-- EXCERPTED TEXT --
1. Field of the Invention
The present invention relates to dynamic range control and, more particularly, to a graphical interface for multiband dynamic range control.
2. Description of the Related Art
Dynamic Range Control involves performing various processes on audio signals in order to affect the amplitude of the signals. Amplitude is generally measured in decibels (dBs), and modifying the amplitude of the signal acts to make the signal louder or softer, which can greatly affect both a user's audio experience as well as the perceived quality of the signal.
It is quite common to perform dynamic range control on sounds such as musical instruments. The controls to be performed on a signal can vary greatly based upon various factors, such as the quality of the speakers, the spacing and orientation of the speakers, and the probable environment in which the signals will be heard. For example, a laptop computer typically has small speakers of relatively low quality. The controls applied to signals for the laptop computer will be different than that of a system that has large speakers of high quality.

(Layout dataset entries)

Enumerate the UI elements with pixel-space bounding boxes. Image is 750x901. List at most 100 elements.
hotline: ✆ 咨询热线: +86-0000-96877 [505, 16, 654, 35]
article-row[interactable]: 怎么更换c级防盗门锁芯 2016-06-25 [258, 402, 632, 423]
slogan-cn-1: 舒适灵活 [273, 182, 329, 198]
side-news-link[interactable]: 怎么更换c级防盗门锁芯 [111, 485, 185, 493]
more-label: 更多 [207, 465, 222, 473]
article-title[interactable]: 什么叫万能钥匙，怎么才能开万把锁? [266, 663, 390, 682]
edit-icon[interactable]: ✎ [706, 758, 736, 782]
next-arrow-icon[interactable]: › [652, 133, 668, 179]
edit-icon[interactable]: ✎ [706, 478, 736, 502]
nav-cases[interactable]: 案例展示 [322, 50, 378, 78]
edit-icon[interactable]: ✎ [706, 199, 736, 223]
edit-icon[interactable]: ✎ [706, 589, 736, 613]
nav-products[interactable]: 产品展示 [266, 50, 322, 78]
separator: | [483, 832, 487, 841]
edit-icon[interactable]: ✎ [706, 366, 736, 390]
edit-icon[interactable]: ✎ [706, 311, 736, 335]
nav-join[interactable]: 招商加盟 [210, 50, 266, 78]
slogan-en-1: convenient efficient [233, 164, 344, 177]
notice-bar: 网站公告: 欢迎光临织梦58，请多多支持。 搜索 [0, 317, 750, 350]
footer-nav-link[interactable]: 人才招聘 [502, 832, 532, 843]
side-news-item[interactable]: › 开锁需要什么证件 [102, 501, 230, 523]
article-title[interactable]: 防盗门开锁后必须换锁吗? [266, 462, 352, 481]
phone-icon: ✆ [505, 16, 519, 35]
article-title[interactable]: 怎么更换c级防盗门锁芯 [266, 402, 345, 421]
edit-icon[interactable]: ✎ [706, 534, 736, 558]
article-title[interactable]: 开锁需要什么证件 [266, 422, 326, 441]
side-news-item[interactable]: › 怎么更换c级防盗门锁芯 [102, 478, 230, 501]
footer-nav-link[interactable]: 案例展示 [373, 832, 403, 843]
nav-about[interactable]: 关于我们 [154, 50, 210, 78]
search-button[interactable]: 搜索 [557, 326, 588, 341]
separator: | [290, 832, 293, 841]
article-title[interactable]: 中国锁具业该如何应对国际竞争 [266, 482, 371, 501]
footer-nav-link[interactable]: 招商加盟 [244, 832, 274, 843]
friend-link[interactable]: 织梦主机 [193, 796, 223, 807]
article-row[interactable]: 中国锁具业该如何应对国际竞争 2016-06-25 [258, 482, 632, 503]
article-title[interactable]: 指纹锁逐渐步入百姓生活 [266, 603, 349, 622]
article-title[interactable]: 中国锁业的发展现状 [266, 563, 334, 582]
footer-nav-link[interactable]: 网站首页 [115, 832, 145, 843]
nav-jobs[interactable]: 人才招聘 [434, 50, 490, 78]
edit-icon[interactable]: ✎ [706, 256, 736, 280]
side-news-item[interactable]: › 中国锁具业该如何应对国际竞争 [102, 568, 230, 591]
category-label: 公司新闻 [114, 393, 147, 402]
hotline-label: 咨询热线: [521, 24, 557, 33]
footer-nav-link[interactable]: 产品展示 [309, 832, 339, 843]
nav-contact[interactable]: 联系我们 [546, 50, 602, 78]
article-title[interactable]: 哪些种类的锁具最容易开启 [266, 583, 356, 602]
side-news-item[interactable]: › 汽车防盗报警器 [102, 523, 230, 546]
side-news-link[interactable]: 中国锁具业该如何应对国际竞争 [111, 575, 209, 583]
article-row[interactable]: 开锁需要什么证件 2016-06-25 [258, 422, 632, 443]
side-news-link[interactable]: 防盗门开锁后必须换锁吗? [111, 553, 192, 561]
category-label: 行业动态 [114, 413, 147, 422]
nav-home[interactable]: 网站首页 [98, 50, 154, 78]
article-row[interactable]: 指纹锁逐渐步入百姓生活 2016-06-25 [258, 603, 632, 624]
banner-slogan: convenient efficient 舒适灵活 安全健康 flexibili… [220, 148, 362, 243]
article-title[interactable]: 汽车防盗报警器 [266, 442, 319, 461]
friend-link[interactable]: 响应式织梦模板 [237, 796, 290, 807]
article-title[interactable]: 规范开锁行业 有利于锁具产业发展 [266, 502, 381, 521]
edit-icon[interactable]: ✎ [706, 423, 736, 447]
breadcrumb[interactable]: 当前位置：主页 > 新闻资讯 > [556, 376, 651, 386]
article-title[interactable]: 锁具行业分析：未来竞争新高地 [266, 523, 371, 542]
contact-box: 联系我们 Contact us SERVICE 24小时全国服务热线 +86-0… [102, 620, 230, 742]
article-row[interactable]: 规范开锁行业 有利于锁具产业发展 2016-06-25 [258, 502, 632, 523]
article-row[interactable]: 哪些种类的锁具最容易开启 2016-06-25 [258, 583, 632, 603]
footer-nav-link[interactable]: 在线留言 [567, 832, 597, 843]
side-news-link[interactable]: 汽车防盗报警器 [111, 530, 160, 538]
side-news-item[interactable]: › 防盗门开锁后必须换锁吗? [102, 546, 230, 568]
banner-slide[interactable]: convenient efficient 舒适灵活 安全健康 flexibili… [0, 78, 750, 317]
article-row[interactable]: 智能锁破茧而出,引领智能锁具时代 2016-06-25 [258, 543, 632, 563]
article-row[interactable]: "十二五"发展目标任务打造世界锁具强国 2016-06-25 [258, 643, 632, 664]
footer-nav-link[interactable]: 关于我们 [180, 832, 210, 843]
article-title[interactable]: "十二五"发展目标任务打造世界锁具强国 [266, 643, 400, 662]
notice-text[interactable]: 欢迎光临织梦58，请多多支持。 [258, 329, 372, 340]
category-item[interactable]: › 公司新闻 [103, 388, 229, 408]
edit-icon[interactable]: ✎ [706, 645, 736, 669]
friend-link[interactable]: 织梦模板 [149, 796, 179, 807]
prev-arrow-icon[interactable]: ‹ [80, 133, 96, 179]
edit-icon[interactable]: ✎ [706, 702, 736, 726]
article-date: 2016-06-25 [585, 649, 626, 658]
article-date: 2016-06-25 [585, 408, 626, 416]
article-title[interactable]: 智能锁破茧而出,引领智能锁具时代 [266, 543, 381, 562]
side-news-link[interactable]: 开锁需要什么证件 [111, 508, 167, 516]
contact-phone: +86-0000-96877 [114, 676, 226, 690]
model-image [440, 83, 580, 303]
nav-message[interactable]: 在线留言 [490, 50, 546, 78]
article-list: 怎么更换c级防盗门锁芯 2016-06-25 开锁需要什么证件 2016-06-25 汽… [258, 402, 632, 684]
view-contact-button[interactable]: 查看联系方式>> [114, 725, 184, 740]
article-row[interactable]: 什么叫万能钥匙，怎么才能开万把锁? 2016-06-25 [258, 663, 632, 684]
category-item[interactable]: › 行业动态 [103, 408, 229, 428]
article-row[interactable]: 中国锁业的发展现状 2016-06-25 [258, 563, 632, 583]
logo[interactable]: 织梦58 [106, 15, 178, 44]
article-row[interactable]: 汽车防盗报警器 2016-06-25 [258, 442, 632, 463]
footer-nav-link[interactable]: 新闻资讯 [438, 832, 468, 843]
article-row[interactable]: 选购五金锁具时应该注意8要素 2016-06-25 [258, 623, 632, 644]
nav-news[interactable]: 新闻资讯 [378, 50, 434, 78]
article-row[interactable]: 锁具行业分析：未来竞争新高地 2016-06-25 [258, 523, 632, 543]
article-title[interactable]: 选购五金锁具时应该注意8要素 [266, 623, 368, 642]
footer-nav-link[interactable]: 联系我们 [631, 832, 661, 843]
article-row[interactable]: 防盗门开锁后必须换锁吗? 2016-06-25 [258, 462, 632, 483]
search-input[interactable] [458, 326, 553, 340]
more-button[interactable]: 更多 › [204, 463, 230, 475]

==

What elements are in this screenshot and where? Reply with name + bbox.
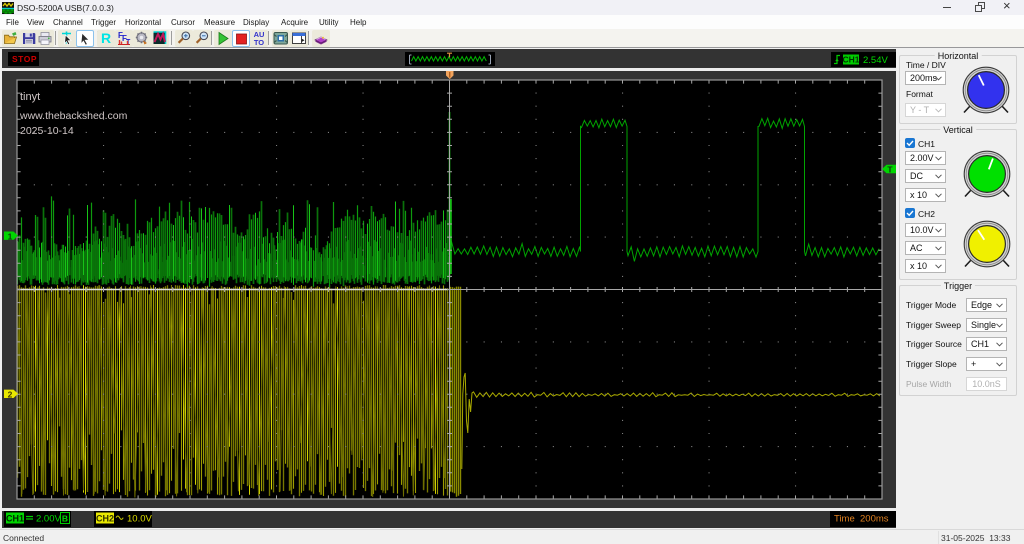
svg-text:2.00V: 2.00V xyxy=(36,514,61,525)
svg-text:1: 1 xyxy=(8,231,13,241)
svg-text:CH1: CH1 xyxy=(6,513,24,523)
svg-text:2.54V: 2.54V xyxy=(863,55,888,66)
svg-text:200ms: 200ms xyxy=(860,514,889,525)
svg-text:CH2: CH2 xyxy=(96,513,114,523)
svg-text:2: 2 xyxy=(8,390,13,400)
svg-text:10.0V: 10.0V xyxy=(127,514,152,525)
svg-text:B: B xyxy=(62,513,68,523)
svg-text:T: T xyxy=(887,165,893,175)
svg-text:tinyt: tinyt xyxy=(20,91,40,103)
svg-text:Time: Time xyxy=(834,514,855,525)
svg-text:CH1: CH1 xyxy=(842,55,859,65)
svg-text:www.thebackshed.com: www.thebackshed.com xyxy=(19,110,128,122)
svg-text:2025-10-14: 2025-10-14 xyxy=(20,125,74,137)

* * *

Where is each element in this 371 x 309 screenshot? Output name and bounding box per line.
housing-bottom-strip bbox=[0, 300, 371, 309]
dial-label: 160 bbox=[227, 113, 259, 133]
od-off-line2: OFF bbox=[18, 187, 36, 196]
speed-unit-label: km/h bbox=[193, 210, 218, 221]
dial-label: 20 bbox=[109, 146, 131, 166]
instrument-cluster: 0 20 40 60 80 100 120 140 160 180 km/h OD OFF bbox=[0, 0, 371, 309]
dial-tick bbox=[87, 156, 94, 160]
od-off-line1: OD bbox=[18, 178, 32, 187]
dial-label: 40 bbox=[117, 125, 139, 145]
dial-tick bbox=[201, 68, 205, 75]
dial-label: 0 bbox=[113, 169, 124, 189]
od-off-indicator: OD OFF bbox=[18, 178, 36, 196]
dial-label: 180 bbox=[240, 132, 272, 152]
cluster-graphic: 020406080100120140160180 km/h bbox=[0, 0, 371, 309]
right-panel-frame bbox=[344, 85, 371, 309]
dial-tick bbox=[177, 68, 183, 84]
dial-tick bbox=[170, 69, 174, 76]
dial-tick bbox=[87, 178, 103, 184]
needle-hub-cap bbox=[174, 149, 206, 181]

-- OBJECTIVES --
1. List each factor that the text on dynamic range control says the controls performed on a signal can vary with.
2. Pick up the text on dynamic range control after its final sentence and write the next part.
The records have no connection to the text on dynamic range control.

-- OUTPUTS IN ORDER --
1.
- The quality of the speakers
- The spacing and orientation of the speakers
- The probable environment in which the signals will be heard

2.
Various components in an audio system may react to various audio artifacts on certain types of signals. For example, in a certain computer system, audio signals that have an amplitude that is above the operating range of the speakers may result in an audible “buzz”. Dynamic Range Control typically involves setting up various settings to be performed on the dynamic range audio signals to avoid these audio artifacts (although in certain instances dynamic range control is used to introduce desirable audio artifacts). Notably, this is a completely different process than signal equalization, which involves the alteration of the frequency response of a device. To the extent that equalization affects amplitude, it does so by altering the amplitude by a specific amount, also called the gain. Dynamic range control, on the other hand, as will be seen, involves using different controllers for different amplitude ranges to apply ratios of amplitudes of input signal to output signal, as opposed to fixed gains.
Common types of dynamic range control include compression, limiting, expansion, and gating. Compression involves reducing the dynamic range of a signal. Such action typically results in the loud parts of the signal getting quieter and the quiet parts of the signal getting louder (or at least perceived to be louder in light of the loud parts of the signal getting quieter). The compressor affects signals that are above a base threshold. Compression is typically stated as a ratio, such as 2:1, which means the input level (above the threshold) would have to increase by two decibels to create a one decibel increase in the output.
Limiting is an extreme form of compression, where the input/output relationship becomes very flat (e.g., 10:1 or higher). This essentially places a hard limit on the signal level.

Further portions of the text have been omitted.